Task requirements:
Gather, from the data below, each line in which the word "JSON" occurs.

Material supplied:
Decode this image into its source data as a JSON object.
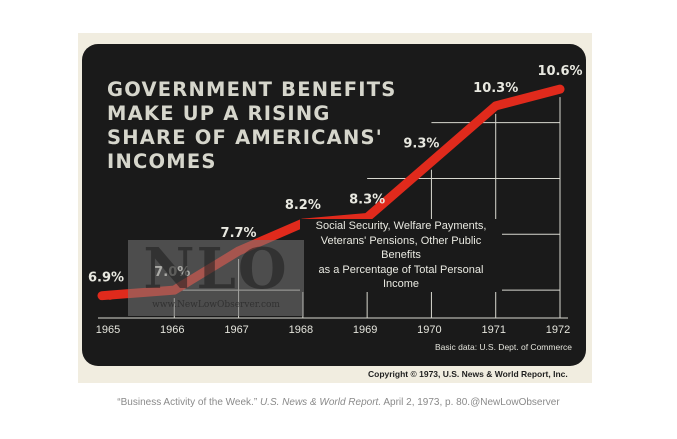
{
  "chart_data": {
    "type": "line",
    "title_lines": [
      "GOVERNMENT BENEFITS",
      "MAKE UP A RISING",
      "SHARE OF AMERICANS'",
      "INCOMES"
    ],
    "categories": [
      "1965",
      "1966",
      "1967",
      "1968",
      "1969",
      "1970",
      "1971",
      "1972"
    ],
    "values": [
      6.9,
      7.0,
      7.7,
      8.2,
      8.3,
      9.3,
      10.3,
      10.6
    ],
    "value_labels": [
      "6.9%",
      "7.0%",
      "7.7%",
      "8.2%",
      "8.3%",
      "9.3%",
      "10.3%",
      "10.6%"
    ],
    "series_color": "#e02a1c",
    "ylim": [
      6.5,
      10.8
    ],
    "grid": true,
    "legend_lines": [
      "Social Security, Welfare Payments,",
      "Veterans' Pensions, Other Public Benefits",
      "as a Percentage of Total Personal Income"
    ],
    "source_note": "Basic data: U.S. Dept. of Commerce",
    "copyright": "Copyright © 1973, U.S. News & World Report, Inc."
  },
  "watermark": {
    "logo_text": "NLO",
    "url_text": "www.NewLowObserver.com"
  },
  "caption": {
    "quote": "“Business Activity of the Week.”",
    "publication": "U.S. News & World Report.",
    "details": "April 2, 1973, p. 80.@NewLowObserver"
  }
}
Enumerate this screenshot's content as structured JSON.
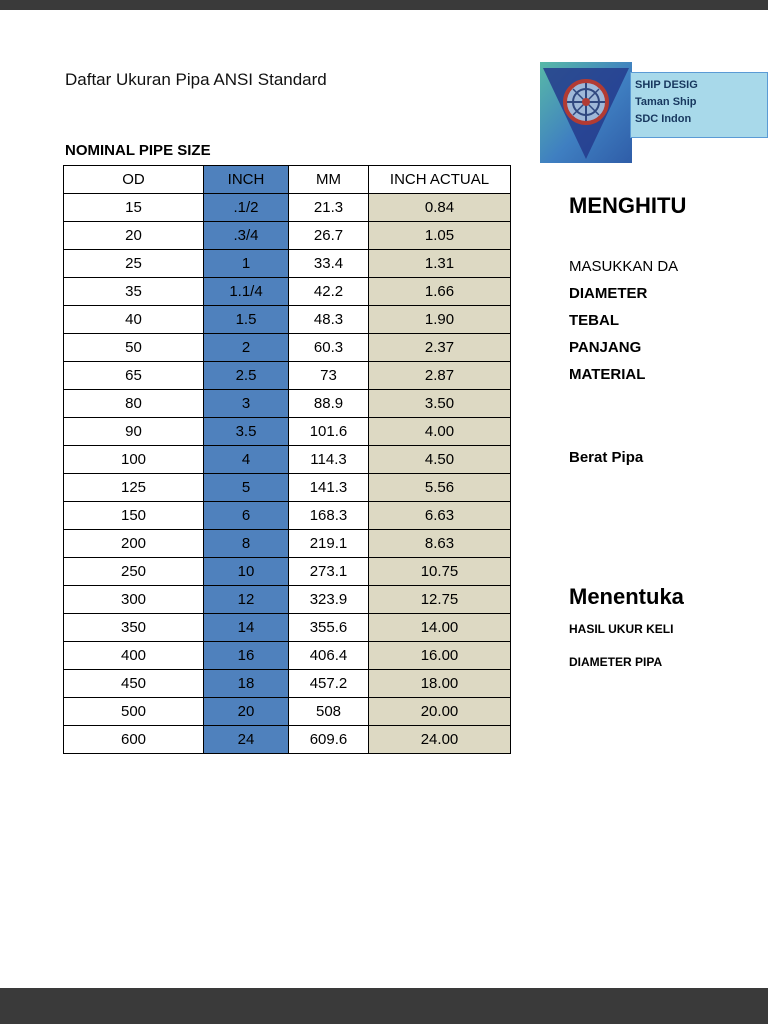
{
  "page": {
    "title": "Daftar Ukuran Pipa ANSI Standard",
    "section_header": "NOMINAL PIPE SIZE"
  },
  "logo": {
    "caption_lines": [
      "SHIP DESIG",
      "Taman Ship",
      "SDC Indon"
    ]
  },
  "table": {
    "headers": [
      "OD",
      "INCH",
      "MM",
      "INCH ACTUAL"
    ],
    "rows": [
      [
        "15",
        ".1/2",
        "21.3",
        "0.84"
      ],
      [
        "20",
        ".3/4",
        "26.7",
        "1.05"
      ],
      [
        "25",
        "1",
        "33.4",
        "1.31"
      ],
      [
        "35",
        "1.1/4",
        "42.2",
        "1.66"
      ],
      [
        "40",
        "1.5",
        "48.3",
        "1.90"
      ],
      [
        "50",
        "2",
        "60.3",
        "2.37"
      ],
      [
        "65",
        "2.5",
        "73",
        "2.87"
      ],
      [
        "80",
        "3",
        "88.9",
        "3.50"
      ],
      [
        "90",
        "3.5",
        "101.6",
        "4.00"
      ],
      [
        "100",
        "4",
        "114.3",
        "4.50"
      ],
      [
        "125",
        "5",
        "141.3",
        "5.56"
      ],
      [
        "150",
        "6",
        "168.3",
        "6.63"
      ],
      [
        "200",
        "8",
        "219.1",
        "8.63"
      ],
      [
        "250",
        "10",
        "273.1",
        "10.75"
      ],
      [
        "300",
        "12",
        "323.9",
        "12.75"
      ],
      [
        "350",
        "14",
        "355.6",
        "14.00"
      ],
      [
        "400",
        "16",
        "406.4",
        "16.00"
      ],
      [
        "450",
        "18",
        "457.2",
        "18.00"
      ],
      [
        "500",
        "20",
        "508",
        "20.00"
      ],
      [
        "600",
        "24",
        "609.6",
        "24.00"
      ]
    ]
  },
  "right_panel": {
    "heading_1": "MENGHITU",
    "line_masukkan": "MASUKKAN DA",
    "label_diameter": "DIAMETER",
    "label_tebal": "TEBAL",
    "label_panjang": "PANJANG",
    "label_material": "MATERIAL",
    "label_berat": "Berat Pipa",
    "heading_2": "Menentuka",
    "label_hasil": "HASIL UKUR KELI",
    "label_diameter_pipa": "DIAMETER PIPA"
  },
  "colors": {
    "inch_column_bg": "#4f81bd",
    "inch_actual_bg": "#ddd9c3",
    "letterbox": "#3a3a3a",
    "logo_caption_bg": "#a8d9ea",
    "logo_caption_text": "#17375e"
  }
}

The completed task:
Decode this image into its source data as a JSON object.
Enumerate this screenshot's content as structured JSON.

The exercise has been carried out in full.